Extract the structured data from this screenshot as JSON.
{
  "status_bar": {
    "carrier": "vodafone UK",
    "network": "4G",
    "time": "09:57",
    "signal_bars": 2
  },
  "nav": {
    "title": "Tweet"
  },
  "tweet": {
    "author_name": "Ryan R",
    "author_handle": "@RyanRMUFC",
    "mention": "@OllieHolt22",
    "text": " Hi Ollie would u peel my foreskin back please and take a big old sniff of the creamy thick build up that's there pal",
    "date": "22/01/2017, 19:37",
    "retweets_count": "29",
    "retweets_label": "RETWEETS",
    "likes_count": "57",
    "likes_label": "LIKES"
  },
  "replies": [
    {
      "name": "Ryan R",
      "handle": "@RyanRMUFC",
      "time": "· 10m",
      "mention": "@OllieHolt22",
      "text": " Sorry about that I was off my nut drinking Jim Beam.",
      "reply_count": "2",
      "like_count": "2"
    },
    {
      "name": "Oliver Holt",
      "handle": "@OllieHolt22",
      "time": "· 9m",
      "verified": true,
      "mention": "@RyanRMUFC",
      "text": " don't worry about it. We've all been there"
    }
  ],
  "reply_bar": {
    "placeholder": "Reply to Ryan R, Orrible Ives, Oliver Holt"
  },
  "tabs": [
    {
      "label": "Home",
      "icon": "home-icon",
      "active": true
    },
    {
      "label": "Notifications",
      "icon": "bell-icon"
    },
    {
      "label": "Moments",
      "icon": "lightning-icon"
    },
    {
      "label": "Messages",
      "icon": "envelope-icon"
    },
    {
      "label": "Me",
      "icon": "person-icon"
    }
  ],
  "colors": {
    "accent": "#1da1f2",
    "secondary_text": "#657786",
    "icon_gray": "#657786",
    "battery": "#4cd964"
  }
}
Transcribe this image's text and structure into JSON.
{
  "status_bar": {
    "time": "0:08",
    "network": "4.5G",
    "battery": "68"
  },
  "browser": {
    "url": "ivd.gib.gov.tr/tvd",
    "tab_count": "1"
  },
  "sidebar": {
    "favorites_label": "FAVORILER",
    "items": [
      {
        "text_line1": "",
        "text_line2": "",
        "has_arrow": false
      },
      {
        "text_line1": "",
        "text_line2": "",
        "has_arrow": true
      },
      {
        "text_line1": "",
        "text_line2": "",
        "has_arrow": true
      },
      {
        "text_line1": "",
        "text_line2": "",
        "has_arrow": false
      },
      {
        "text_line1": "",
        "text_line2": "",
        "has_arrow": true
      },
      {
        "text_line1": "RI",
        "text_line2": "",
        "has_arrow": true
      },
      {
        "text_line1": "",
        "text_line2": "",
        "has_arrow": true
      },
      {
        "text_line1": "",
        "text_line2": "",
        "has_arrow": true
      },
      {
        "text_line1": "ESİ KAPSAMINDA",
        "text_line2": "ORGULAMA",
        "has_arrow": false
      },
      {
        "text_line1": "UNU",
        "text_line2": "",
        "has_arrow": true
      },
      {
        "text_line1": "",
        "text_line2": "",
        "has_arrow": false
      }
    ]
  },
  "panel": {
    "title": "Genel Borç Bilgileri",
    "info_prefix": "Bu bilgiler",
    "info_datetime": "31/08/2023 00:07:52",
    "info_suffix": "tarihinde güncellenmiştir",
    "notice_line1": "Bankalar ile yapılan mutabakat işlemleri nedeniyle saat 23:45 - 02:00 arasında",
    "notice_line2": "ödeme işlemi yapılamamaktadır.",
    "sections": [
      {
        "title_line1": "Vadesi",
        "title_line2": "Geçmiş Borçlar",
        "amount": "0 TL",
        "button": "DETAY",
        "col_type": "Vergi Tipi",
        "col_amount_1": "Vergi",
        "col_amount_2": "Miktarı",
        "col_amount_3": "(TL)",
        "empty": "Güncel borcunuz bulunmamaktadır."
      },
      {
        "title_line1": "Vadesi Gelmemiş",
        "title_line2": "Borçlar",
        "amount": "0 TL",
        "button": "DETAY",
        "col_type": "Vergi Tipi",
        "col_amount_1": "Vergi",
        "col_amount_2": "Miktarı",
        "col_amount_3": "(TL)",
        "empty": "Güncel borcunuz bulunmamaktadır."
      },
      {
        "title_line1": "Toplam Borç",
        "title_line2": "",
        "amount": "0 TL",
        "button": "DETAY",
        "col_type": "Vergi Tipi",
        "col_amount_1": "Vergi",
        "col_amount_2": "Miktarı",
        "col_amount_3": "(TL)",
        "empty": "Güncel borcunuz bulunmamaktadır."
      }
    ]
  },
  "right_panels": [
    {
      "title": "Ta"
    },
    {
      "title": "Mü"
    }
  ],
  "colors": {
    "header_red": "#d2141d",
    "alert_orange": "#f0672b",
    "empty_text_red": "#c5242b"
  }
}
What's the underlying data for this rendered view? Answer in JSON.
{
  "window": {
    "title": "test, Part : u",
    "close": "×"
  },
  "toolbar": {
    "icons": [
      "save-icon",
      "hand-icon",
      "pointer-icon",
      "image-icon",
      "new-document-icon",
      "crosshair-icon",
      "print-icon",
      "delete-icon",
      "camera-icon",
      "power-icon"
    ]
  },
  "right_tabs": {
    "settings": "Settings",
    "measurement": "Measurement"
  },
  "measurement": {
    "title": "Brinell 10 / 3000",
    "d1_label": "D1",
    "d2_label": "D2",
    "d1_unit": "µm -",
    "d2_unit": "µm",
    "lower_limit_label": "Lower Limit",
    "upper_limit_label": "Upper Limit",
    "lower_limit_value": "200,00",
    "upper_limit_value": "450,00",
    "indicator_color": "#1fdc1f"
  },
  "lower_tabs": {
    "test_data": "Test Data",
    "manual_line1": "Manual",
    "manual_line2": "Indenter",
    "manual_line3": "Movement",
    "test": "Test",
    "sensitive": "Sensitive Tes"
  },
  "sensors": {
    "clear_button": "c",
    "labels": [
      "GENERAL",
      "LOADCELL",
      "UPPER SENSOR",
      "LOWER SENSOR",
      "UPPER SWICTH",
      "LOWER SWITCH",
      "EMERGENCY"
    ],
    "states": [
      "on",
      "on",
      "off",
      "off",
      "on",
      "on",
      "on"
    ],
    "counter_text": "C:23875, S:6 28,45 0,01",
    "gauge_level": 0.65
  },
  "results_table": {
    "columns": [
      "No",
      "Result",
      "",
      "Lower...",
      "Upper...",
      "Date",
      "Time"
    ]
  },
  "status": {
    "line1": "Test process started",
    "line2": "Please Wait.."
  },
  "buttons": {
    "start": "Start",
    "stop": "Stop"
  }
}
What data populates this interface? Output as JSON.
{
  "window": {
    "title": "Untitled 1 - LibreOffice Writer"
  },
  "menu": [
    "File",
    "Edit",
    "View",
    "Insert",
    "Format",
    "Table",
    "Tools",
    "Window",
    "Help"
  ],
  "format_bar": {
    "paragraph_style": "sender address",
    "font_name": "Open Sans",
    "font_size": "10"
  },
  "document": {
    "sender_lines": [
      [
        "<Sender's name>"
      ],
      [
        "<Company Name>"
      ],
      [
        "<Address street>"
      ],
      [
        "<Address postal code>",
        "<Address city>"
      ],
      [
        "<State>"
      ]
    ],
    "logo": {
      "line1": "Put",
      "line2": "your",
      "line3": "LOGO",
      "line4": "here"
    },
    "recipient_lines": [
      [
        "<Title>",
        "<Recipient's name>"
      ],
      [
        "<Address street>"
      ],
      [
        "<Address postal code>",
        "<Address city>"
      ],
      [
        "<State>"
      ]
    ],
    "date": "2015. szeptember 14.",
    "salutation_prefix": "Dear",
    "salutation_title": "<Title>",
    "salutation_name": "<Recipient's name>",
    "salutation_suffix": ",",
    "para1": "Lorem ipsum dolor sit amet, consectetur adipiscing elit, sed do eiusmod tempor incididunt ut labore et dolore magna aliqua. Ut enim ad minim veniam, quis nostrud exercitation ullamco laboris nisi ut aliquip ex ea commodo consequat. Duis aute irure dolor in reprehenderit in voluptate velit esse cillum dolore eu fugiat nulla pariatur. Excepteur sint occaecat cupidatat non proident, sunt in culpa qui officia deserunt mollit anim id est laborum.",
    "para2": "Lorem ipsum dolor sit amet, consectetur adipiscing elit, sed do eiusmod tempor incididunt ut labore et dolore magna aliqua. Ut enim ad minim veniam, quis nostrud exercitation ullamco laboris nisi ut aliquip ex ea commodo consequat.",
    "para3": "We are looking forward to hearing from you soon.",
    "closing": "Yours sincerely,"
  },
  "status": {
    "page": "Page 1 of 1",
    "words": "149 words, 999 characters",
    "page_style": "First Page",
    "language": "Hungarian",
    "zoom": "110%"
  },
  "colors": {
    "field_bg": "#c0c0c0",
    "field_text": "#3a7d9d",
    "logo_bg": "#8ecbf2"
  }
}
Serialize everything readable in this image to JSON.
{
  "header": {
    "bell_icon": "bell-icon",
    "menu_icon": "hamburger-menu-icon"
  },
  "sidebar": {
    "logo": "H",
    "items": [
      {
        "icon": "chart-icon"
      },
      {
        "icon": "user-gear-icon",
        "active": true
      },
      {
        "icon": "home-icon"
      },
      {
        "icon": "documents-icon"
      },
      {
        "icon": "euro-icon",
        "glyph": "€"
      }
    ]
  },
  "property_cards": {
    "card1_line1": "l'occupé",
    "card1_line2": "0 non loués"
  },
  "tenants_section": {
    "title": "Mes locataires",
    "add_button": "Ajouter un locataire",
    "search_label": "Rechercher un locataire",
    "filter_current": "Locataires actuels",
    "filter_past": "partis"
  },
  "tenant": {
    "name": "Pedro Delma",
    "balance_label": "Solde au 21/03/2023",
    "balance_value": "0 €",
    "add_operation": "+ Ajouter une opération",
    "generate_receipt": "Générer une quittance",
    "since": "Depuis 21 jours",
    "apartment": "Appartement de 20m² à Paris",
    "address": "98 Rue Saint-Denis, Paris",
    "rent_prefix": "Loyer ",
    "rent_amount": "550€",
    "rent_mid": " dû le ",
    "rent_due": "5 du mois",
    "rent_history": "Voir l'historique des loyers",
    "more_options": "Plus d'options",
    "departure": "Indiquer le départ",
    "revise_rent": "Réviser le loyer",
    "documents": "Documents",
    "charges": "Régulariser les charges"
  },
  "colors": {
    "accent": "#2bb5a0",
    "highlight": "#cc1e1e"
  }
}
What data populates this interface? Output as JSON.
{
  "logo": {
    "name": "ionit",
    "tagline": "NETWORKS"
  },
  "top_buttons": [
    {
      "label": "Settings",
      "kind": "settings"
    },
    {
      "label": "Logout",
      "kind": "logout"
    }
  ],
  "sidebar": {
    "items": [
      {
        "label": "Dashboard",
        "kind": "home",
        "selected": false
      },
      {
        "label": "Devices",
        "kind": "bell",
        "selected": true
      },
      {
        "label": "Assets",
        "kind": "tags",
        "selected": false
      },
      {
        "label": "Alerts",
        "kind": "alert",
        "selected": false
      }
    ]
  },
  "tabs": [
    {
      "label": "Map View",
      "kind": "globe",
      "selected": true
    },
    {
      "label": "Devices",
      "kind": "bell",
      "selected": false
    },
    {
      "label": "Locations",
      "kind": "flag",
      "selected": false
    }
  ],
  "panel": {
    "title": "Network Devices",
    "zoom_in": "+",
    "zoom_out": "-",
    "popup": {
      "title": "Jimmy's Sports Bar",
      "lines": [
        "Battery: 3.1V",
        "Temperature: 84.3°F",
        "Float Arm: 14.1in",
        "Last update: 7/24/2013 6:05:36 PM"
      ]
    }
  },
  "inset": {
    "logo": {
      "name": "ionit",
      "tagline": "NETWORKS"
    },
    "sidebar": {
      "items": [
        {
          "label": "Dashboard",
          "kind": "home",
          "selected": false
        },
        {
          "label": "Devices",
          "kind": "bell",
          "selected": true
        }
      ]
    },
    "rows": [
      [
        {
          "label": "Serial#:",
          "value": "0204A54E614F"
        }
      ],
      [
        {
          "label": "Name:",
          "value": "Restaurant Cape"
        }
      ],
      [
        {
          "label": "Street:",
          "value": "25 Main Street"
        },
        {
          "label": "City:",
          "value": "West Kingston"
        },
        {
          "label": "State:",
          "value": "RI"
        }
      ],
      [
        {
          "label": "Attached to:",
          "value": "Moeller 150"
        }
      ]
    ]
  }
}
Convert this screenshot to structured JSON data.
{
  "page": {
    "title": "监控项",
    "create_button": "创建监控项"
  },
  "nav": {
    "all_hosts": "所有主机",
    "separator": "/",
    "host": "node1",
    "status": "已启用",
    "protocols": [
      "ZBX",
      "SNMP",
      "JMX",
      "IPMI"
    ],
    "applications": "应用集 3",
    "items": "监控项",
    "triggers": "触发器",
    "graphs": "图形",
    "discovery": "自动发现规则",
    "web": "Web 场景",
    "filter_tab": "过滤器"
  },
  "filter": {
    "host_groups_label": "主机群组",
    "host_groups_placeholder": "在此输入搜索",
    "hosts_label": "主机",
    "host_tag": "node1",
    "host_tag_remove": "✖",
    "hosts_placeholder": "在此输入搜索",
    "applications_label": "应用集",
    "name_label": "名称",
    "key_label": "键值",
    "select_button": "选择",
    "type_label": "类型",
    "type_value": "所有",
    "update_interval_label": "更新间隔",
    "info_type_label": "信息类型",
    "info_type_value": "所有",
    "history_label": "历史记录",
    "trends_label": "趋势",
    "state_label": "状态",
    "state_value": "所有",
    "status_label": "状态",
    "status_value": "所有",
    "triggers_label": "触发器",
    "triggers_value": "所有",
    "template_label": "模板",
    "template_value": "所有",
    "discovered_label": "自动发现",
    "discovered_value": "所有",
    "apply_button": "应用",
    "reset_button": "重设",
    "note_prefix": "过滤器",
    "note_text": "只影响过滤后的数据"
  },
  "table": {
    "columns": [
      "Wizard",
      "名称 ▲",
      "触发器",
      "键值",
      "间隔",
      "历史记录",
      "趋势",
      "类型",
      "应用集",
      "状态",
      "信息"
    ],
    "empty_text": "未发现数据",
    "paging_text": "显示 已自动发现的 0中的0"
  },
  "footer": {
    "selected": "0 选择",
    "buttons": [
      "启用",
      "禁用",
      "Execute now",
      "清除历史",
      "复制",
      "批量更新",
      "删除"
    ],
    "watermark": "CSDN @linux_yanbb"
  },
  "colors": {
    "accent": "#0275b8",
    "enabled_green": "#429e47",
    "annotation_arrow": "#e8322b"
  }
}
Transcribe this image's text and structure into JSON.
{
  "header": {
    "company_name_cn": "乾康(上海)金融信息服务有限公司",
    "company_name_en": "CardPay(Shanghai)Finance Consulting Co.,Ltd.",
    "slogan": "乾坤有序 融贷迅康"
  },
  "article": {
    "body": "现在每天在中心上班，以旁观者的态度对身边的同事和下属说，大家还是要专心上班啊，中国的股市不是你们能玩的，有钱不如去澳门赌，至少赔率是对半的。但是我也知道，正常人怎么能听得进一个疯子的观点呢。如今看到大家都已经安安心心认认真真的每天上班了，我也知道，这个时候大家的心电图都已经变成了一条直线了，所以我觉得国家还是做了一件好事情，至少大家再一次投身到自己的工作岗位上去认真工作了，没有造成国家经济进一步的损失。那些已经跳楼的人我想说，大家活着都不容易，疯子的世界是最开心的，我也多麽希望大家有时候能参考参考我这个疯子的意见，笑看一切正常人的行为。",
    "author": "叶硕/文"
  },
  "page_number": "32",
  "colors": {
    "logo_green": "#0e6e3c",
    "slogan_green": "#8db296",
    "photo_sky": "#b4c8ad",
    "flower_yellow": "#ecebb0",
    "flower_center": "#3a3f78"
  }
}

• **THE EXERCISE**
Copy out every line from the material above in which the word "Paris" appears.

• **TASK RESULT**
    "apartment": "Appartement de 20m² à Paris",
    "address": "98 Rue Saint-Denis, Paris",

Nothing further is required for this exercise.